#### [Available data]
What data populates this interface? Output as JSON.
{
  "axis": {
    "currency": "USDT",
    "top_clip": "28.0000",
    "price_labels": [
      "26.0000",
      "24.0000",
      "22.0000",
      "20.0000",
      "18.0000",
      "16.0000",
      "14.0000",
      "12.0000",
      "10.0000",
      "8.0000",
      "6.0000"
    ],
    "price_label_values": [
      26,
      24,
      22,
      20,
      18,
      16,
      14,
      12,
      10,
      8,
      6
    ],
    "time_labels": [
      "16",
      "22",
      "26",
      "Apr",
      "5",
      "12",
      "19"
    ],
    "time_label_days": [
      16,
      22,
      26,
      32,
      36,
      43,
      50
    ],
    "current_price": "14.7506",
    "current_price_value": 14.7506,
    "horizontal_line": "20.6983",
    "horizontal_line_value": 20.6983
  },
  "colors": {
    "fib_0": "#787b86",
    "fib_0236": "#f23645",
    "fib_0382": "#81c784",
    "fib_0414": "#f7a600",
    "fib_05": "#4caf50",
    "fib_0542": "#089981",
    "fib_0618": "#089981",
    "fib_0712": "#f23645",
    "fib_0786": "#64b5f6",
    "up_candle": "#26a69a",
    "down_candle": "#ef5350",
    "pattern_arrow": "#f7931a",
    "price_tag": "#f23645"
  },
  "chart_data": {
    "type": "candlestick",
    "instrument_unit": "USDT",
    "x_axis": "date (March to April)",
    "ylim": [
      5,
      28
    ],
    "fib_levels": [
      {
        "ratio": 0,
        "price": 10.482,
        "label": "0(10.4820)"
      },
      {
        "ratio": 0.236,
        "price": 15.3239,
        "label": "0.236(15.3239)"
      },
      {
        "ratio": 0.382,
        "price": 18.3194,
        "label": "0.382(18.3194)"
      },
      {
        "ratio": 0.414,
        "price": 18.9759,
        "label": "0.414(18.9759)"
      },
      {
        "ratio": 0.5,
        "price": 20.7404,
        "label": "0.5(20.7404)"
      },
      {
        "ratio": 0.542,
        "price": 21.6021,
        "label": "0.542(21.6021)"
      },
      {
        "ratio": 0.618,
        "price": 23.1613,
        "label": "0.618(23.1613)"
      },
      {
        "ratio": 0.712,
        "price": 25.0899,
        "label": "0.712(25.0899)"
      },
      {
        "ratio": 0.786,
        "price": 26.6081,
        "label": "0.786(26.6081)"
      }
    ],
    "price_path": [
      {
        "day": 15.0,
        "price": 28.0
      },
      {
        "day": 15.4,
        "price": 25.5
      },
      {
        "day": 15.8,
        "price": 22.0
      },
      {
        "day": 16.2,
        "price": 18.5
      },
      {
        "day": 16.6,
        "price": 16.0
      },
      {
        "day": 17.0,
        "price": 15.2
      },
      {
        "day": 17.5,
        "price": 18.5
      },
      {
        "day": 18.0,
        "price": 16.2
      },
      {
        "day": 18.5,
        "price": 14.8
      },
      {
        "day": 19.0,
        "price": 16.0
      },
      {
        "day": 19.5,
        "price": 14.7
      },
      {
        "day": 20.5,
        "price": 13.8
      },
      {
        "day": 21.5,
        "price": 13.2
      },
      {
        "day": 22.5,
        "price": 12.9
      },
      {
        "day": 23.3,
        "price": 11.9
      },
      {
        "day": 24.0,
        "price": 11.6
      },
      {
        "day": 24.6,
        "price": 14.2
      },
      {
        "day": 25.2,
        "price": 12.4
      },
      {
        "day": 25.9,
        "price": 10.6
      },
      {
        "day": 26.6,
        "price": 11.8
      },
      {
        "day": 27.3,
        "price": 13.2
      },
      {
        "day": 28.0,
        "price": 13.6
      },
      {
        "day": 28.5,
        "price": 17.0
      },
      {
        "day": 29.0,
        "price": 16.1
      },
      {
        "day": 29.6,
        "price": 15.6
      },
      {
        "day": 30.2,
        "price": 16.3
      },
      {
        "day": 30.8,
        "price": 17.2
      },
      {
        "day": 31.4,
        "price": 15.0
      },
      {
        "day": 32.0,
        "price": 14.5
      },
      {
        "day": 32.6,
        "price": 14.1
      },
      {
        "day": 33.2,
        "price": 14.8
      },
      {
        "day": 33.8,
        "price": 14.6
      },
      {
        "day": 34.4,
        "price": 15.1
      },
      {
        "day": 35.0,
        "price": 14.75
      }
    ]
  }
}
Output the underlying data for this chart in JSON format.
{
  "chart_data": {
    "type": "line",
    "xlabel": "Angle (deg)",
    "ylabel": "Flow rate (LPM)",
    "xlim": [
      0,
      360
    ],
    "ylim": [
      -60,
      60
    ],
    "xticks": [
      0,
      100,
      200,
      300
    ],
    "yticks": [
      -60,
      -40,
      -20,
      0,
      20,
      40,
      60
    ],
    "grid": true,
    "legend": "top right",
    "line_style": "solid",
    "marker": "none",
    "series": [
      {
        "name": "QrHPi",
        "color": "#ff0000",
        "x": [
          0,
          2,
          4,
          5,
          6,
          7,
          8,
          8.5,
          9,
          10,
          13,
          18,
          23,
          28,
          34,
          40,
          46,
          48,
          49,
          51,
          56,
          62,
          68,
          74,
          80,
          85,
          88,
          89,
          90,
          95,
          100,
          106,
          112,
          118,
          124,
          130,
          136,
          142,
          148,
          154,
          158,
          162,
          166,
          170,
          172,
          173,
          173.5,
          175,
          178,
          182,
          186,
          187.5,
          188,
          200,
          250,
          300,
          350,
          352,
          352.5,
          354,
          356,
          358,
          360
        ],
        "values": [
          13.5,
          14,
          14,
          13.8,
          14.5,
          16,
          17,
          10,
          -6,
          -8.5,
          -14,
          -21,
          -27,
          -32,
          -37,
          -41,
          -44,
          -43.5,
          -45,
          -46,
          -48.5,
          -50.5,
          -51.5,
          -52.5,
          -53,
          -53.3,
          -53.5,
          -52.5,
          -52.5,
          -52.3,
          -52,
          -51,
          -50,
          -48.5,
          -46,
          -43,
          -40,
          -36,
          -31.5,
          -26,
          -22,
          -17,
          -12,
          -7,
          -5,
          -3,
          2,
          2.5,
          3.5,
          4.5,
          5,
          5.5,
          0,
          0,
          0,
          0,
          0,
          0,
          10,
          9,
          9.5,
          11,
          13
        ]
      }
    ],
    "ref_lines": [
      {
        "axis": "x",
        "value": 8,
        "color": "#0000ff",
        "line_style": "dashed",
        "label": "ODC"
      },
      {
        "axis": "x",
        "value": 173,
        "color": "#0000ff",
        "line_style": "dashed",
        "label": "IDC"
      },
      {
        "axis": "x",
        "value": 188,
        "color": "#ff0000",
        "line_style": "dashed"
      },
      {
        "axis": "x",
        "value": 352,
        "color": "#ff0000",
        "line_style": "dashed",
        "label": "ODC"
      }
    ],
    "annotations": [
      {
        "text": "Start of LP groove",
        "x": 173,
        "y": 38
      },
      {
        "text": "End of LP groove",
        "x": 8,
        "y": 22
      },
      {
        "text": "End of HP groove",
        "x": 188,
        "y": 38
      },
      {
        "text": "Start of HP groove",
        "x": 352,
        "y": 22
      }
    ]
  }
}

#### [Work instructions]
Using the data above, output each line exactly.

#### [Full solution]
What data populates this interface? Output as JSON.
{
  "axis": {
    "currency": "USDT",
    "top_clip": "28.0000",
    "price_labels": [
      "26.0000",
      "24.0000",
      "22.0000",
      "20.0000",
      "18.0000",
      "16.0000",
      "14.0000",
      "12.0000",
      "10.0000",
      "8.0000",
      "6.0000"
    ],
    "price_label_values": [
      26,
      24,
      22,
      20,
      18,
      16,
      14,
      12,
      10,
      8,
      6
    ],
    "time_labels": [
      "16",
      "22",
      "26",
      "Apr",
      "5",
      "12",
      "19"
    ],
    "time_label_days": [
      16,
      22,
      26,
      32,
      36,
      43,
      50
    ],
    "current_price": "14.7506",
    "current_price_value": 14.7506,
    "horizontal_line": "20.6983",
    "horizontal_line_value": 20.6983
  },
  "colors": {
    "fib_0": "#787b86",
    "fib_0236": "#f23645",
    "fib_0382": "#81c784",
    "fib_0414": "#f7a600",
    "fib_05": "#4caf50",
    "fib_0542": "#089981",
    "fib_0618": "#089981",
    "fib_0712": "#f23645",
    "fib_0786": "#64b5f6",
    "up_candle": "#26a69a",
    "down_candle": "#ef5350",
    "pattern_arrow": "#f7931a",
    "price_tag": "#f23645"
  },
  "chart_data": {
    "type": "candlestick",
    "instrument_unit": "USDT",
    "x_axis": "date (March to April)",
    "ylim": [
      5,
      28
    ],
    "fib_levels": [
      {
        "ratio": 0,
        "price": 10.482,
        "label": "0(10.4820)"
      },
      {
        "ratio": 0.236,
        "price": 15.3239,
        "label": "0.236(15.3239)"
      },
      {
        "ratio": 0.382,
        "price": 18.3194,
        "label": "0.382(18.3194)"
      },
      {
        "ratio": 0.414,
        "price": 18.9759,
        "label": "0.414(18.9759)"
      },
      {
        "ratio": 0.5,
        "price": 20.7404,
        "label": "0.5(20.7404)"
      },
      {
        "ratio": 0.542,
        "price": 21.6021,
        "label": "0.542(21.6021)"
      },
      {
        "ratio": 0.618,
        "price": 23.1613,
        "label": "0.618(23.1613)"
      },
      {
        "ratio": 0.712,
        "price": 25.0899,
        "label": "0.712(25.0899)"
      },
      {
        "ratio": 0.786,
        "price": 26.6081,
        "label": "0.786(26.6081)"
      }
    ],
    "price_path": [
      {
        "day": 15.0,
        "price": 28.0
      },
      {
        "day": 15.4,
        "price": 25.5
      },
      {
        "day": 15.8,
        "price": 22.0
      },
      {
        "day": 16.2,
        "price": 18.5
      },
      {
        "day": 16.6,
        "price": 16.0
      },
      {
        "day": 17.0,
        "price": 15.2
      },
      {
        "day": 17.5,
        "price": 18.5
      },
      {
        "day": 18.0,
        "price": 16.2
      },
      {
        "day": 18.5,
        "price": 14.8
      },
      {
        "day": 19.0,
        "price": 16.0
      },
      {
        "day": 19.5,
        "price": 14.7
      },
      {
        "day": 20.5,
        "price": 13.8
      },
      {
        "day": 21.5,
        "price": 13.2
      },
      {
        "day": 22.5,
        "price": 12.9
      },
      {
        "day": 23.3,
        "price": 11.9
      },
      {
        "day": 24.0,
        "price": 11.6
      },
      {
        "day": 24.6,
        "price": 14.2
      },
      {
        "day": 25.2,
        "price": 12.4
      },
      {
        "day": 25.9,
        "price": 10.6
      },
      {
        "day": 26.6,
        "price": 11.8
      },
      {
        "day": 27.3,
        "price": 13.2
      },
      {
        "day": 28.0,
        "price": 13.6
      },
      {
        "day": 28.5,
        "price": 17.0
      },
      {
        "day": 29.0,
        "price": 16.1
      },
      {
        "day": 29.6,
        "price": 15.6
      },
      {
        "day": 30.2,
        "price": 16.3
      },
      {
        "day": 30.8,
        "price": 17.2
      },
      {
        "day": 31.4,
        "price": 15.0
      },
      {
        "day": 32.0,
        "price": 14.5
      },
      {
        "day": 32.6,
        "price": 14.1
      },
      {
        "day": 33.2,
        "price": 14.8
      },
      {
        "day": 33.8,
        "price": 14.6
      },
      {
        "day": 34.4,
        "price": 15.1
      },
      {
        "day": 35.0,
        "price": 14.75
      }
    ]
  }
}
Output the underlying data for this chart in JSON format.
{
  "chart_data": {
    "type": "line",
    "xlabel": "Angle (deg)",
    "ylabel": "Flow rate (LPM)",
    "xlim": [
      0,
      360
    ],
    "ylim": [
      -60,
      60
    ],
    "xticks": [
      0,
      100,
      200,
      300
    ],
    "yticks": [
      -60,
      -40,
      -20,
      0,
      20,
      40,
      60
    ],
    "grid": true,
    "legend": "top right",
    "line_style": "solid",
    "marker": "none",
    "series": [
      {
        "name": "QrHPi",
        "color": "#ff0000",
        "x": [
          0,
          2,
          4,
          5,
          6,
          7,
          8,
          8.5,
          9,
          10,
          13,
          18,
          23,
          28,
          34,
          40,
          46,
          48,
          49,
          51,
          56,
          62,
          68,
          74,
          80,
          85,
          88,
          89,
          90,
          95,
          100,
          106,
          112,
          118,
          124,
          130,
          136,
          142,
          148,
          154,
          158,
          162,
          166,
          170,
          172,
          173,
          173.5,
          175,
          178,
          182,
          186,
          187.5,
          188,
          200,
          250,
          300,
          350,
          352,
          352.5,
          354,
          356,
          358,
          360
        ],
        "values": [
          13.5,
          14,
          14,
          13.8,
          14.5,
          16,
          17,
          10,
          -6,
          -8.5,
          -14,
          -21,
          -27,
          -32,
          -37,
          -41,
          -44,
          -43.5,
          -45,
          -46,
          -48.5,
          -50.5,
          -51.5,
          -52.5,
          -53,
          -53.3,
          -53.5,
          -52.5,
          -52.5,
          -52.3,
          -52,
          -51,
          -50,
          -48.5,
          -46,
          -43,
          -40,
          -36,
          -31.5,
          -26,
          -22,
          -17,
          -12,
          -7,
          -5,
          -3,
          2,
          2.5,
          3.5,
          4.5,
          5,
          5.5,
          0,
          0,
          0,
          0,
          0,
          0,
          10,
          9,
          9.5,
          11,
          13
        ]
      }
    ],
    "ref_lines": [
      {
        "axis": "x",
        "value": 8,
        "color": "#0000ff",
        "line_style": "dashed",
        "label": "ODC"
      },
      {
        "axis": "x",
        "value": 173,
        "color": "#0000ff",
        "line_style": "dashed",
        "label": "IDC"
      },
      {
        "axis": "x",
        "value": 188,
        "color": "#ff0000",
        "line_style": "dashed"
      },
      {
        "axis": "x",
        "value": 352,
        "color": "#ff0000",
        "line_style": "dashed",
        "label": "ODC"
      }
    ],
    "annotations": [
      {
        "text": "Start of LP groove",
        "x": 173,
        "y": 38
      },
      {
        "text": "End of LP groove",
        "x": 8,
        "y": 22
      },
      {
        "text": "End of HP groove",
        "x": 188,
        "y": 38
      },
      {
        "text": "Start of HP groove",
        "x": 352,
        "y": 22
      }
    ]
  }
}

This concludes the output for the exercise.